The records:
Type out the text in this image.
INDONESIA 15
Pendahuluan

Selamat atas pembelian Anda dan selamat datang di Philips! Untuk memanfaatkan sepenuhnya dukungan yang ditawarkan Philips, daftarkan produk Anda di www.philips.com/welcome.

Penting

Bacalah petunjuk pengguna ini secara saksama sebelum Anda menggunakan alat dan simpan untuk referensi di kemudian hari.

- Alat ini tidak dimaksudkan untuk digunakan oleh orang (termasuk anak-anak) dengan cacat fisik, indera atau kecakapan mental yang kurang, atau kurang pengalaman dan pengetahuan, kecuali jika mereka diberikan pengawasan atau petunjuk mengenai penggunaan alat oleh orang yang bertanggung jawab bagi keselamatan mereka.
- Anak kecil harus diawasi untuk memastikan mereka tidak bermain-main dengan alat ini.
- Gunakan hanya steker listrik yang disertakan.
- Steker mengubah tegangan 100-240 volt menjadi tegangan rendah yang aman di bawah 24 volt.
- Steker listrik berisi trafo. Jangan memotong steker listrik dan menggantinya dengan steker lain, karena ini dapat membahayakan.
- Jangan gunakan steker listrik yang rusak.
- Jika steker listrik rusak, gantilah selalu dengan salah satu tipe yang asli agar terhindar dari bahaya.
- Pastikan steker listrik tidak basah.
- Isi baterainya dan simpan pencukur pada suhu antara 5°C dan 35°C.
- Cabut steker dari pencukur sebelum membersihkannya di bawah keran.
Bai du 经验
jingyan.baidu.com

Given request: Reproduce the records in full, exactly as written.

Output:
Type out the text in this image.
INDONESIA 15
Pendahuluan

Selamat atas pembelian Anda dan selamat datang di Philips! Untuk memanfaatkan sepenuhnya dukungan yang ditawarkan Philips, daftarkan produk Anda di www.philips.com/welcome.

Penting

Bacalah petunjuk pengguna ini secara saksama sebelum Anda menggunakan alat dan simpan untuk referensi di kemudian hari.

- Alat ini tidak dimaksudkan untuk digunakan oleh orang (termasuk anak-anak) dengan cacat fisik, indera atau kecakapan mental yang kurang, atau kurang pengalaman dan pengetahuan, kecuali jika mereka diberikan pengawasan atau petunjuk mengenai penggunaan alat oleh orang yang bertanggung jawab bagi keselamatan mereka.
- Anak kecil harus diawasi untuk memastikan mereka tidak bermain-main dengan alat ini.
- Gunakan hanya steker listrik yang disertakan.
- Steker mengubah tegangan 100-240 volt menjadi tegangan rendah yang aman di bawah 24 volt.
- Steker listrik berisi trafo. Jangan memotong steker listrik dan menggantinya dengan steker lain, karena ini dapat membahayakan.
- Jangan gunakan steker listrik yang rusak.
- Jika steker listrik rusak, gantilah selalu dengan salah satu tipe yang asli agar terhindar dari bahaya.
- Pastikan steker listrik tidak basah.
- Isi baterainya dan simpan pencukur pada suhu antara 5°C dan 35°C.
- Cabut steker dari pencukur sebelum membersihkannya di bawah keran.
Bai du 经验
jingyan.baidu.com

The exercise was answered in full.